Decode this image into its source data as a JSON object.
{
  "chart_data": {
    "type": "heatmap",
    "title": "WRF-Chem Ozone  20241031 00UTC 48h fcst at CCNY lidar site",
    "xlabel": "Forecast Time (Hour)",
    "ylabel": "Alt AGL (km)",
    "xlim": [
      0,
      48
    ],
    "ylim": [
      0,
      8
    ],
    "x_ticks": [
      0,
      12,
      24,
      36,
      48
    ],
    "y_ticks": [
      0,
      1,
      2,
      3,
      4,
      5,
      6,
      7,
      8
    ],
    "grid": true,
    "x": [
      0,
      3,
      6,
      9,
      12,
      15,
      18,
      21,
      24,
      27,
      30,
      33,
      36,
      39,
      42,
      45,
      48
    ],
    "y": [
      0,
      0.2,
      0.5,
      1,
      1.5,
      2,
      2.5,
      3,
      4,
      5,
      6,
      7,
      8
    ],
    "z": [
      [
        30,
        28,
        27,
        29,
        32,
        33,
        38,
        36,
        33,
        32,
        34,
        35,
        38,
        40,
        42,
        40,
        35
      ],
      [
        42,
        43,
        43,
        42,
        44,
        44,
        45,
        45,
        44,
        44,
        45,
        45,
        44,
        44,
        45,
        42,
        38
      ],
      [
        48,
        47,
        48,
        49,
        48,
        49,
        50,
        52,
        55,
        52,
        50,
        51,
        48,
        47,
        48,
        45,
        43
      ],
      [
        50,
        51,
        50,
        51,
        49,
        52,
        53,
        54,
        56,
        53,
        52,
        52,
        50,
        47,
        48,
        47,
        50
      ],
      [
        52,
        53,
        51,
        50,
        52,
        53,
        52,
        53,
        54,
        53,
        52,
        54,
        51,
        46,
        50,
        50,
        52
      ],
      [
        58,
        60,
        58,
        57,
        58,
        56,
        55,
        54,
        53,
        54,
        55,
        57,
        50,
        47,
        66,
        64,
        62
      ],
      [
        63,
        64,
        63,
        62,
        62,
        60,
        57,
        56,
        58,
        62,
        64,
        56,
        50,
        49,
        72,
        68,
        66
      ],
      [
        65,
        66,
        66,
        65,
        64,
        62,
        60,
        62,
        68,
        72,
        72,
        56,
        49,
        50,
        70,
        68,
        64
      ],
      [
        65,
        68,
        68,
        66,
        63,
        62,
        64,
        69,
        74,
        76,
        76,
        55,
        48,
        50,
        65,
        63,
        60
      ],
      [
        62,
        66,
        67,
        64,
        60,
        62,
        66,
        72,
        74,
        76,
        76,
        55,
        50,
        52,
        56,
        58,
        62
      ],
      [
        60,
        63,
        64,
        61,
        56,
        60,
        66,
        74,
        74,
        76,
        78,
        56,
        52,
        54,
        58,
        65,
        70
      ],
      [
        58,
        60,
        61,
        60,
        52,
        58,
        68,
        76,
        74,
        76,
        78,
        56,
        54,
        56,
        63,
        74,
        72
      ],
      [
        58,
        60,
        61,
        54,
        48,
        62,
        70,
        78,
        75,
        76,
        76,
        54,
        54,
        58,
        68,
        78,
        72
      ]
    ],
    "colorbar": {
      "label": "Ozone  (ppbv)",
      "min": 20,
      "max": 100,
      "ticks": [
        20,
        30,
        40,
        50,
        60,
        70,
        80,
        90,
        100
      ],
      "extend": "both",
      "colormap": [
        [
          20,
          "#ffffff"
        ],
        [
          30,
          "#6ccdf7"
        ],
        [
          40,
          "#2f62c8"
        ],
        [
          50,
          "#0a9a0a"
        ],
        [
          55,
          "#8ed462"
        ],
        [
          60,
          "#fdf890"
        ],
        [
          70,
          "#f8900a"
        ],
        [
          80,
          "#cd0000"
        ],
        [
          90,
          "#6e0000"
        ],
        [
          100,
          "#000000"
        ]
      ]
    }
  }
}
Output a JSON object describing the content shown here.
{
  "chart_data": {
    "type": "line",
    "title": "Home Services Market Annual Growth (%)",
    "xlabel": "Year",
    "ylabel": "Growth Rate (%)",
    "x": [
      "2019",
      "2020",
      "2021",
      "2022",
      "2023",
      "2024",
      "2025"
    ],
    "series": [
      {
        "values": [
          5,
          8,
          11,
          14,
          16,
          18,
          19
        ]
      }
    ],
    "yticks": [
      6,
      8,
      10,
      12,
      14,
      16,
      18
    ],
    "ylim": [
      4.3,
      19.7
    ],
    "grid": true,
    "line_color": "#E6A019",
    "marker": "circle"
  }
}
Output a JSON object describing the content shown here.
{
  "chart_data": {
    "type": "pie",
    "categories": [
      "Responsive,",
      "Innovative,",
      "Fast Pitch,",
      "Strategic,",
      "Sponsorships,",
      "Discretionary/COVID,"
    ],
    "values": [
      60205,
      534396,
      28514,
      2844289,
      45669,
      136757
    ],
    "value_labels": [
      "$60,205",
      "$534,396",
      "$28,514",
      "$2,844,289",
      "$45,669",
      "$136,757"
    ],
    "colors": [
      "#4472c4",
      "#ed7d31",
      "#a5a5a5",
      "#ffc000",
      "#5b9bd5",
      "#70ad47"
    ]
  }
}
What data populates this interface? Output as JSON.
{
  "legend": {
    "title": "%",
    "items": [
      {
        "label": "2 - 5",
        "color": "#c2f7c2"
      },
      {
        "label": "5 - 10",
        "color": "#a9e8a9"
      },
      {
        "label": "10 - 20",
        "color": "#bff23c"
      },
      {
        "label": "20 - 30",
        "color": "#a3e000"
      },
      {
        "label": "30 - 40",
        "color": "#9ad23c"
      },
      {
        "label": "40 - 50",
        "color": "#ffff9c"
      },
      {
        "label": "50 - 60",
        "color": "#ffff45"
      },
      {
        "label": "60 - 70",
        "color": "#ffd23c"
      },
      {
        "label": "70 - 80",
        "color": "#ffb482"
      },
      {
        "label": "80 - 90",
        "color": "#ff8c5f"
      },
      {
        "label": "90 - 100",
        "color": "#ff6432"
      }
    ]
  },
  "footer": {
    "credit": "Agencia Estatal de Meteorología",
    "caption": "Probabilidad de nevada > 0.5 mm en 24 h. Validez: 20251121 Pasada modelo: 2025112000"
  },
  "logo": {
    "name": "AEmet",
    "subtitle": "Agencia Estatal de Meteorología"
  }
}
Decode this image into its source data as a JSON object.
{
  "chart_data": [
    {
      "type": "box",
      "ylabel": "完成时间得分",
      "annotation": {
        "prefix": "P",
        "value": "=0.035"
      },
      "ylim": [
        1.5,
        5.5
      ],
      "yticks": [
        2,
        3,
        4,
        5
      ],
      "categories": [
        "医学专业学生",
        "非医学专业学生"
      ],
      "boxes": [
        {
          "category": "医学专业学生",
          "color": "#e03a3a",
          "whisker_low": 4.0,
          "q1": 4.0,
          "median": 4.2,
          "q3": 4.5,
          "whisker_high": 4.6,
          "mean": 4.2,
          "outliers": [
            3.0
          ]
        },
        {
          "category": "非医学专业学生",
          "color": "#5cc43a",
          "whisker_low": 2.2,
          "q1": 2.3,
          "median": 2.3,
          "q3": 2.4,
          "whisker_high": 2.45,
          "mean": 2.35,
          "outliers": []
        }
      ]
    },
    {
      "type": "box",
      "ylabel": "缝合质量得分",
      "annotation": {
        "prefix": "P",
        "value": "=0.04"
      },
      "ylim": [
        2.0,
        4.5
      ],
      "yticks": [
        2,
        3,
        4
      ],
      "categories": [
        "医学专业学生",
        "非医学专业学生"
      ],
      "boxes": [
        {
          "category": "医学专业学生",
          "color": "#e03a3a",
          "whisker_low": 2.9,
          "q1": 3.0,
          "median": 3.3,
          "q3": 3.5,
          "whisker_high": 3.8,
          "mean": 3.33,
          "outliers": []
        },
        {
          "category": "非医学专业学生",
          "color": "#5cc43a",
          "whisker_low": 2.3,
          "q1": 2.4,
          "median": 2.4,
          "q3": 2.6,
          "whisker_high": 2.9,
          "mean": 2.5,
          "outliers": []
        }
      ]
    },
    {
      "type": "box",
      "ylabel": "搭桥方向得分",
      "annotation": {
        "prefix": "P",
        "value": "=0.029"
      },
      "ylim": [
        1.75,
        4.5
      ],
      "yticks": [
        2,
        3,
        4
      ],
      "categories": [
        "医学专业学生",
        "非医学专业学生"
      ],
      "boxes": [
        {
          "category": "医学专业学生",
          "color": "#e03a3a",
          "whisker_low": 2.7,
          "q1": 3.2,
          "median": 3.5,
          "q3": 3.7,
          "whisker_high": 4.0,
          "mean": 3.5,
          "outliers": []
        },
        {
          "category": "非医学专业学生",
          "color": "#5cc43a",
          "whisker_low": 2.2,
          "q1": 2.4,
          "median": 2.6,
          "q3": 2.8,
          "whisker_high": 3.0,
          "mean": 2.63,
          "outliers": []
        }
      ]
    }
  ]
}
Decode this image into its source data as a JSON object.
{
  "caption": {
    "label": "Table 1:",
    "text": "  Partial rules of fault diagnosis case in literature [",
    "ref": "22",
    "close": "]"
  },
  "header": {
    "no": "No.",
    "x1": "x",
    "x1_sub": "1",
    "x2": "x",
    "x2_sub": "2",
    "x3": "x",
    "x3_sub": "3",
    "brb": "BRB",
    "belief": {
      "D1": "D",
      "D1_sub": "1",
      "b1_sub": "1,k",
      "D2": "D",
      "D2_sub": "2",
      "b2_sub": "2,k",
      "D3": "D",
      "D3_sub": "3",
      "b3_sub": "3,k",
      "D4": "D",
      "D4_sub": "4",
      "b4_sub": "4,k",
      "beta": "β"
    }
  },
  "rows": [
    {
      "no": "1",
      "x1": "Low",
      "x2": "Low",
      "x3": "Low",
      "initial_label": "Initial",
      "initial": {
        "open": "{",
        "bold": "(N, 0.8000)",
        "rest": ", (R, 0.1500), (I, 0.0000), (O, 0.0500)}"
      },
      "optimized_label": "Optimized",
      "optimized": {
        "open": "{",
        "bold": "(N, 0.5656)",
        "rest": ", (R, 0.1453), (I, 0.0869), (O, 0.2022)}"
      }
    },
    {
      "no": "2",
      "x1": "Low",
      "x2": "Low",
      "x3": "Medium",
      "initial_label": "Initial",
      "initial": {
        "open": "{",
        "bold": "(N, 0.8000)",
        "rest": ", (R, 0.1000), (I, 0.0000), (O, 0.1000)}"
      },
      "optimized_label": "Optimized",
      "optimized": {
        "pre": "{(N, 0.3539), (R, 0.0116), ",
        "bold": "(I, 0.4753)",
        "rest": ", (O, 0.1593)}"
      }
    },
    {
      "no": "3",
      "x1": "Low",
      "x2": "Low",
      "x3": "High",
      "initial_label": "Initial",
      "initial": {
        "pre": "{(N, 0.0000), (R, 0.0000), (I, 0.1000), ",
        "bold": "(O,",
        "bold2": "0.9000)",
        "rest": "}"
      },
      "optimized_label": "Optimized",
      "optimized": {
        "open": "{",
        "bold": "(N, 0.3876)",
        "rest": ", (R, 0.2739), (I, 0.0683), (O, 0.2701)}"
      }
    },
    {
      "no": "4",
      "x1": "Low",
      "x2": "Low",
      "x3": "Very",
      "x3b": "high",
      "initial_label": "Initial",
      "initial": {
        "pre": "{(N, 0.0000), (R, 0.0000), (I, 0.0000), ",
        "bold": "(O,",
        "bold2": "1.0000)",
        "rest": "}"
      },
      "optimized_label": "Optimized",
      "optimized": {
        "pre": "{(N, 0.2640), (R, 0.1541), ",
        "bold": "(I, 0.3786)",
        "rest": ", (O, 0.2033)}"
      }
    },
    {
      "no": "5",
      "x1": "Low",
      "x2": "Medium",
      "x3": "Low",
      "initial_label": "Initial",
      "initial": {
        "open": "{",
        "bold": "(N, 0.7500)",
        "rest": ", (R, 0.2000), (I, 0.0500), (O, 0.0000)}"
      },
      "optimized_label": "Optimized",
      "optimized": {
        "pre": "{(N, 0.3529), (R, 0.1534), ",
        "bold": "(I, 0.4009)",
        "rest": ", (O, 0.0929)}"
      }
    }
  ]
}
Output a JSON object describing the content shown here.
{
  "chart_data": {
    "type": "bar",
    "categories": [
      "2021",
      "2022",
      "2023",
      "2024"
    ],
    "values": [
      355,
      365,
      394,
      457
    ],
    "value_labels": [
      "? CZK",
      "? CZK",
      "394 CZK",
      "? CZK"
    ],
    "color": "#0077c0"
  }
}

-=-=-=-=-

* [What is needed]: Gather up the lines that contain the word "mean".

* [Expected answer]:
          "mean": 4.2,
          "mean": 2.35,
          "mean": 3.33,
          "mean": 2.5,
          "mean": 3.5,
          "mean": 2.63,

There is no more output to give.